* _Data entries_
_ _ _

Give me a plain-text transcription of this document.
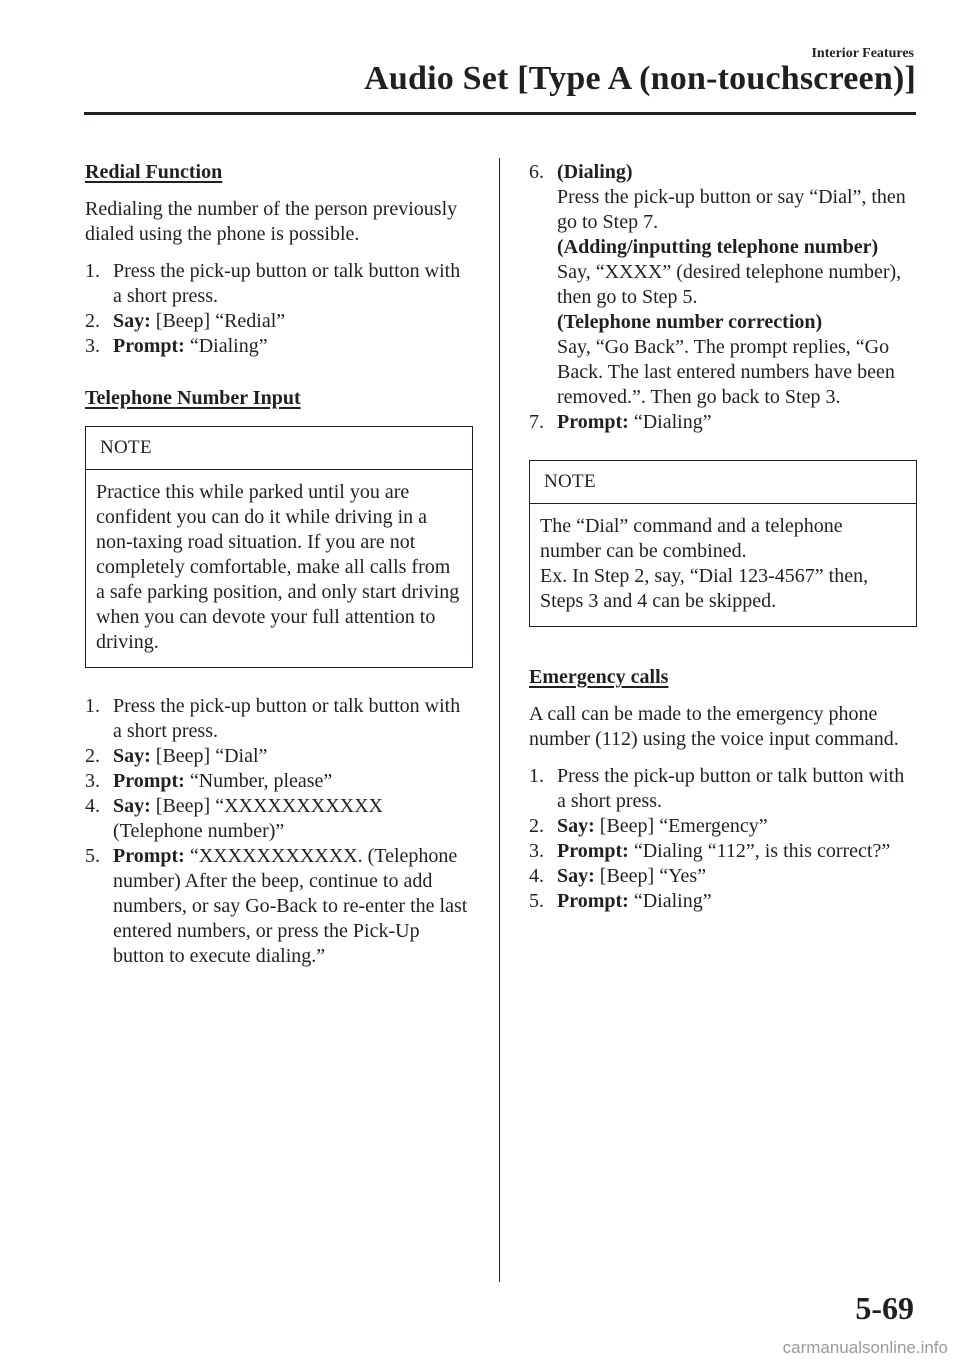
Interior Features
Audio Set [Type A (non-touchscreen)]
Redial Function

Redialing the number of the person previously dialed using the phone is possible.

1. Press the pick-up button or talk button with a short press.
2. Say: [Beep] “Redial”
3. Prompt: “Dialing”
Telephone Number Input
NOTE
Practice this while parked until you are confident you can do it while driving in a non-taxing road situation. If you are not completely comfortable, make all calls from a safe parking position, and only start driving when you can devote your full attention to driving.
1. Press the pick-up button or talk button with a short press.
2. Say: [Beep] “Dial”
3. Prompt: “Number, please”
4. Say: [Beep] “XXXXXXXXXXX (Telephone number)”
5. Prompt: “XXXXXXXXXXX. (Telephone number) After the beep, continue to add numbers, or say Go-Back to re-enter the last entered numbers, or press the Pick-Up button to execute dialing.”
6. (Dialing)
Press the pick-up button or say “Dial”, then go to Step 7.
(Adding/inputting telephone number)
Say, “XXXX” (desired telephone number), then go to Step 5.
(Telephone number correction)
Say, “Go Back”. The prompt replies, “Go Back. The last entered numbers have been removed.”. Then go back to Step 3.
7. Prompt: “Dialing”
NOTE
The “Dial” command and a telephone number can be combined.
Ex. In Step 2, say, “Dial 123-4567” then, Steps 3 and 4 can be skipped.
Emergency calls

A call can be made to the emergency phone number (112) using the voice input command.

1. Press the pick-up button or talk button with a short press.
2. Say: [Beep] “Emergency”
3. Prompt: “Dialing “112”, is this correct?”
4. Say: [Beep] “Yes”
5. Prompt: “Dialing”
5-69
carmanualsonline.info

_ _ _

* _Aim of the task_
Search the data above for the word "using", then gather each line in which it appears.

* _Response to this exercise_
Redialing the number of the person previously dialed using the phone is possible.
A call can be made to the emergency phone number (112) using the voice input command.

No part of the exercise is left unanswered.